Where a line contains the word "arrow", copy that line.

Dataset rows:
-- start --

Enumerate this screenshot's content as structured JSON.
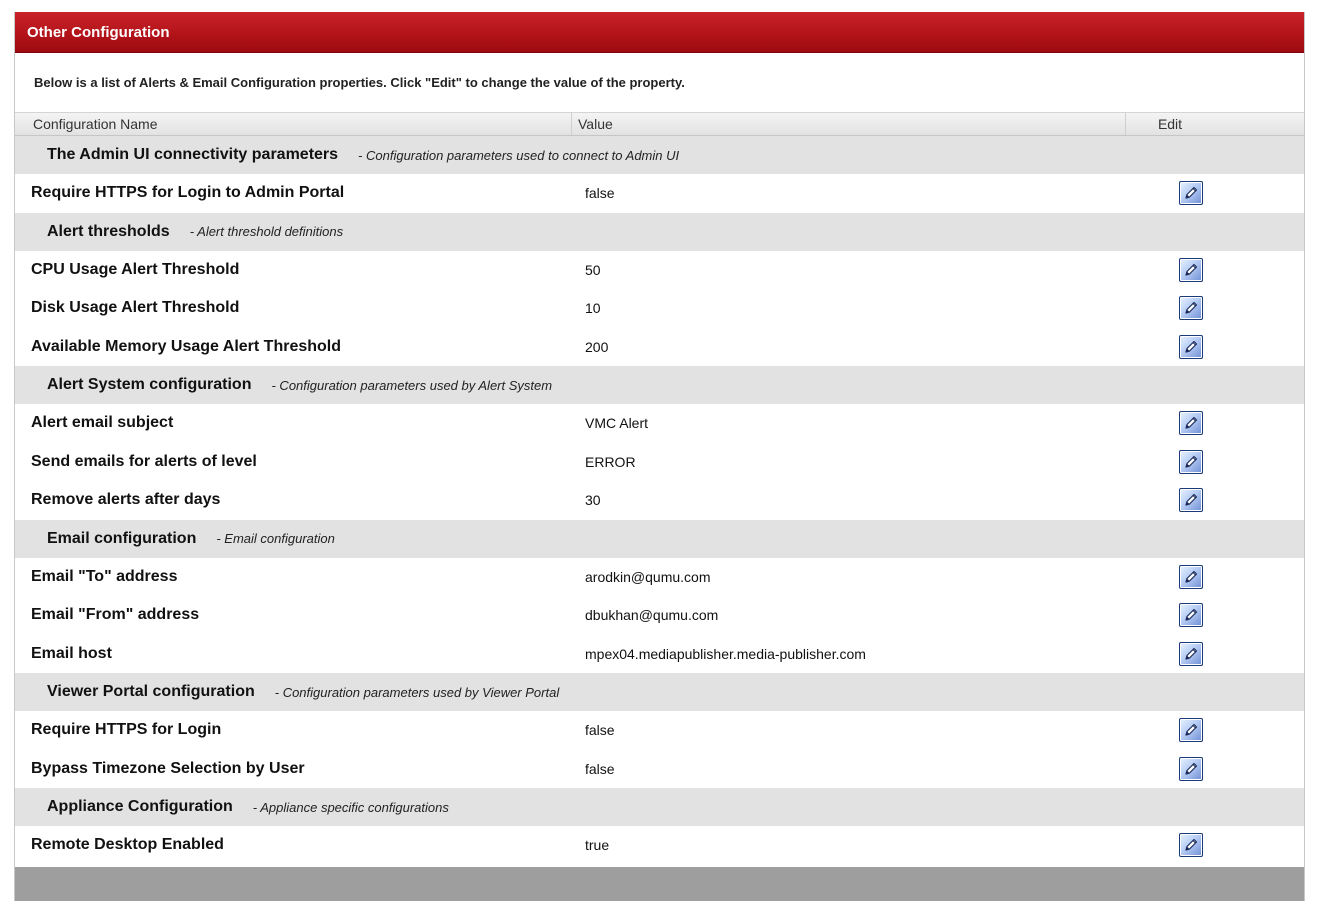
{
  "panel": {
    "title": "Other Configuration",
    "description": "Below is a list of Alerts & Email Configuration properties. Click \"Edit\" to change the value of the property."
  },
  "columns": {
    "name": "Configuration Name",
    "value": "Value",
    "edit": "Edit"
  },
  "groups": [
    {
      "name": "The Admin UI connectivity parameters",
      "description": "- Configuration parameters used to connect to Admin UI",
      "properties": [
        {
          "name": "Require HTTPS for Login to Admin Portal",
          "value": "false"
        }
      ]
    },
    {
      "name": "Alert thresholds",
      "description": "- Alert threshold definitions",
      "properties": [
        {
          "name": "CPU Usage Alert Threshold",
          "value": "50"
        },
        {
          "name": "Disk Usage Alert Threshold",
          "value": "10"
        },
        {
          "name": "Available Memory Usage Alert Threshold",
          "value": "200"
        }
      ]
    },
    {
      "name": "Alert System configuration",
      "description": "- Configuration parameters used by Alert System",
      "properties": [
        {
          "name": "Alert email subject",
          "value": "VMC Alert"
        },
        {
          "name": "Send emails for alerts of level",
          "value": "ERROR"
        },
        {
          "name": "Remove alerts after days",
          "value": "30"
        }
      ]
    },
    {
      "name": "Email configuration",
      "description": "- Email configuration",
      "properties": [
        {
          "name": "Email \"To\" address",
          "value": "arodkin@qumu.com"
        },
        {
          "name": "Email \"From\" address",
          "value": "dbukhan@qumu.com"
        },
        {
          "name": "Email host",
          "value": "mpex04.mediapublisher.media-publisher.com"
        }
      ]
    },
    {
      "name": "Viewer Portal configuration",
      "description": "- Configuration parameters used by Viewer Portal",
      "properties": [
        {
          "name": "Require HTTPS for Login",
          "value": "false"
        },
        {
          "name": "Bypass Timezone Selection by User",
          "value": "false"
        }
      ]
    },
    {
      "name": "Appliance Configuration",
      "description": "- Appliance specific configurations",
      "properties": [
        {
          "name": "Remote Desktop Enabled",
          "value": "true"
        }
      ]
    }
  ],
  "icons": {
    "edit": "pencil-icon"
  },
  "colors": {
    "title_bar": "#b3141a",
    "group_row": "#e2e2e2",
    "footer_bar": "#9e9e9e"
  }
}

-- end --
-- start --

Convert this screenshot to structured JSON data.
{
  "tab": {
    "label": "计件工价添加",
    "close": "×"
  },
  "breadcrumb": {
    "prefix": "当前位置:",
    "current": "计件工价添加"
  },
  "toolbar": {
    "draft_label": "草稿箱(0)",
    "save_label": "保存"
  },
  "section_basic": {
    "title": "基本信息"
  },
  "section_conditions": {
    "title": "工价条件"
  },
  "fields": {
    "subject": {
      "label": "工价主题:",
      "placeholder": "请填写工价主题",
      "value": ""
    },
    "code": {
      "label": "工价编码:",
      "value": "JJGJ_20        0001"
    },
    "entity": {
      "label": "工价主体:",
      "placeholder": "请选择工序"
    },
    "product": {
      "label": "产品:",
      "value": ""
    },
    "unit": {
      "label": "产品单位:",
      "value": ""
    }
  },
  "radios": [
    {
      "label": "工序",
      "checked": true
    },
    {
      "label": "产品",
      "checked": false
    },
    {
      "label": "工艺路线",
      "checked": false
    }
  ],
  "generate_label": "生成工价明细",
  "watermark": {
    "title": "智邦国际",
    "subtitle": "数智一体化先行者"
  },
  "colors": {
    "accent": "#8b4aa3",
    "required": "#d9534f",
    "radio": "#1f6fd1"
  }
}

-- end --
-- start --

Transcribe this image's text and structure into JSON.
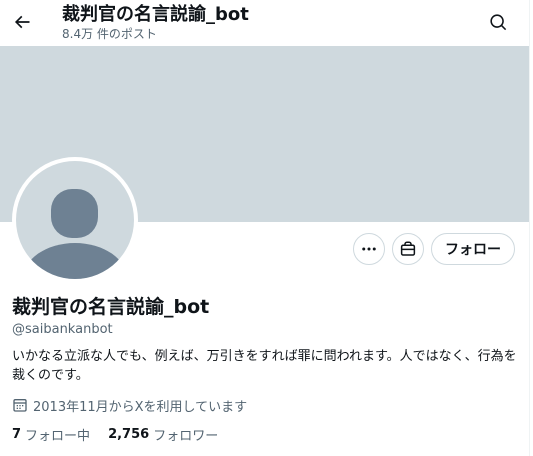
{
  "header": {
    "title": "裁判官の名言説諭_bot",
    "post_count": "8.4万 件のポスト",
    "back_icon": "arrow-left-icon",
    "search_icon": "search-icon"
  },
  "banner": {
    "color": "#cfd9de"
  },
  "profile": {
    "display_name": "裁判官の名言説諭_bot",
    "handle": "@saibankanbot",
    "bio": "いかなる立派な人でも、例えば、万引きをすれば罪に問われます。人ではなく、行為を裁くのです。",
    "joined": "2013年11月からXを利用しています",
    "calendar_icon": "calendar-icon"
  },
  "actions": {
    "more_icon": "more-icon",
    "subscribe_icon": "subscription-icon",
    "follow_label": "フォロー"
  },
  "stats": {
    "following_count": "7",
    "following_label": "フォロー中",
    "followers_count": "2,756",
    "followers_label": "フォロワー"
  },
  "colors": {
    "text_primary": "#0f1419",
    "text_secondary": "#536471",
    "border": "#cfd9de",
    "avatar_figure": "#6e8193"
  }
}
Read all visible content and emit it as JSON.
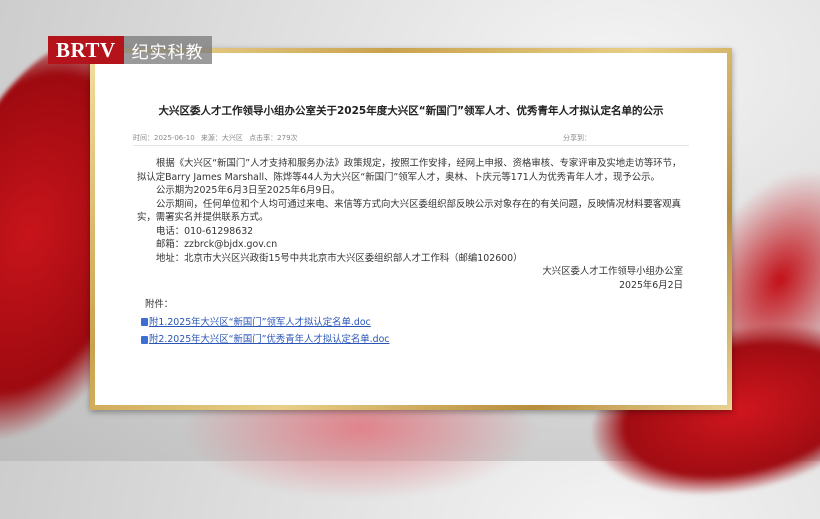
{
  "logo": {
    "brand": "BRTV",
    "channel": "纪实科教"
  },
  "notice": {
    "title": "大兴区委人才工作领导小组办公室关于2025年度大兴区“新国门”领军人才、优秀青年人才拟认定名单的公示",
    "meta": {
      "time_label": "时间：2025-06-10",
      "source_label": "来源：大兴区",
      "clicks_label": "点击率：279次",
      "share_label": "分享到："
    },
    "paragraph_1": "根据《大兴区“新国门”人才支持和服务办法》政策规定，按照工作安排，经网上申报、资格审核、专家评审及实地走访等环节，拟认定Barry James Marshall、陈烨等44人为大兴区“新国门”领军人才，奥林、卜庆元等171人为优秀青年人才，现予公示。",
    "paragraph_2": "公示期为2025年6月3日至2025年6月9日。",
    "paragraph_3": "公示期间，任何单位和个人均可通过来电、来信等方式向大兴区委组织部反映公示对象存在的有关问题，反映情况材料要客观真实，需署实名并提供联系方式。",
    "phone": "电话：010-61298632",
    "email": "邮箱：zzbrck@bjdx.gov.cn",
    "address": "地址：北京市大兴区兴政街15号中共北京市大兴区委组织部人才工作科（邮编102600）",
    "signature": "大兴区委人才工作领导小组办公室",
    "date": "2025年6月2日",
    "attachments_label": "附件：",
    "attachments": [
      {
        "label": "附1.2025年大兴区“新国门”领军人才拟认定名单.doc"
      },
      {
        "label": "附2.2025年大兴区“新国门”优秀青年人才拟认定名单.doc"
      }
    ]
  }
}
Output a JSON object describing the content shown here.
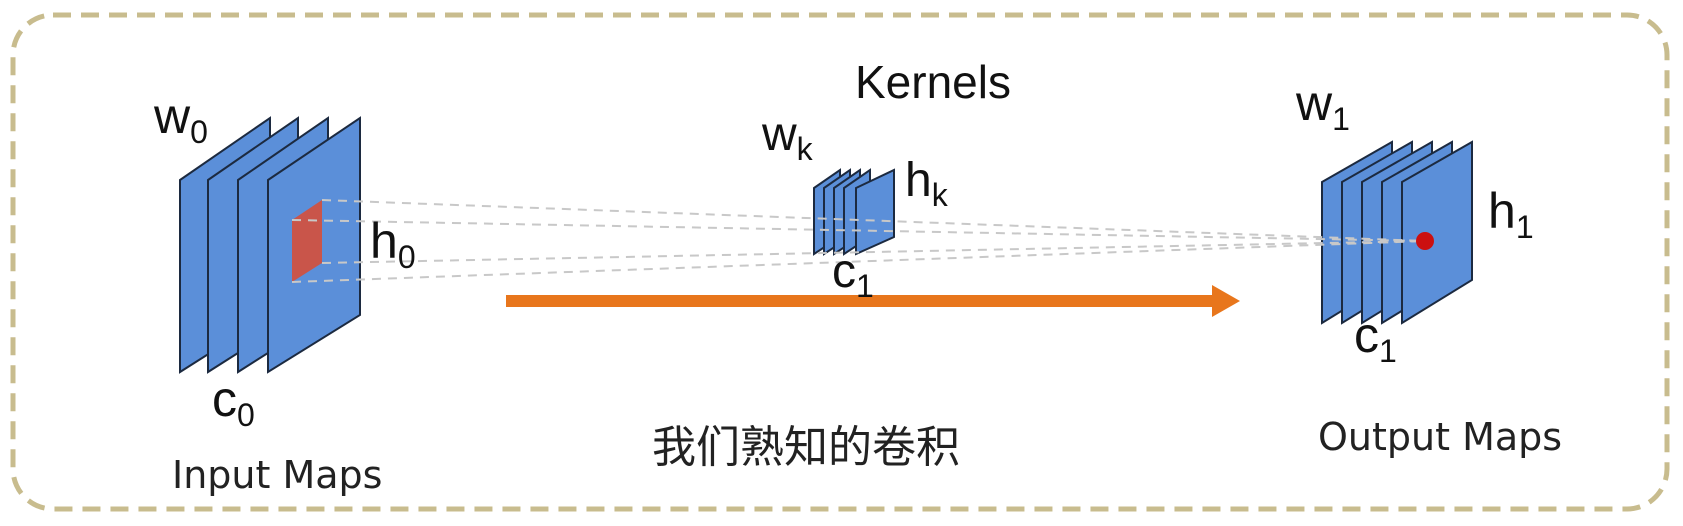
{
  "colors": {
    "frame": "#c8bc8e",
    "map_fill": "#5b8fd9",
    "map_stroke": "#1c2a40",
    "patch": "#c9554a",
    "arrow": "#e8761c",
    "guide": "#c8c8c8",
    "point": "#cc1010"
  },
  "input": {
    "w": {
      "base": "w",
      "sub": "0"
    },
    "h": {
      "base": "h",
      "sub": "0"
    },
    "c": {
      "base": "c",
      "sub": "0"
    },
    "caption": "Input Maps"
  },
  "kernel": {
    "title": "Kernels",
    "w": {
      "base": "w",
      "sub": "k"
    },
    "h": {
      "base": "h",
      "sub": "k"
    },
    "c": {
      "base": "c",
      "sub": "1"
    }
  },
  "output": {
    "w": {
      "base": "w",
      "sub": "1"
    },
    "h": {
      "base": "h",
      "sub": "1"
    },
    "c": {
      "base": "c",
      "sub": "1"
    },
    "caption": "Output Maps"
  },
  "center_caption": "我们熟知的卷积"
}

-- end --

◆ Reply:
    "back_icon": "arrow-left-icon",
    "arrow": "#e8761c",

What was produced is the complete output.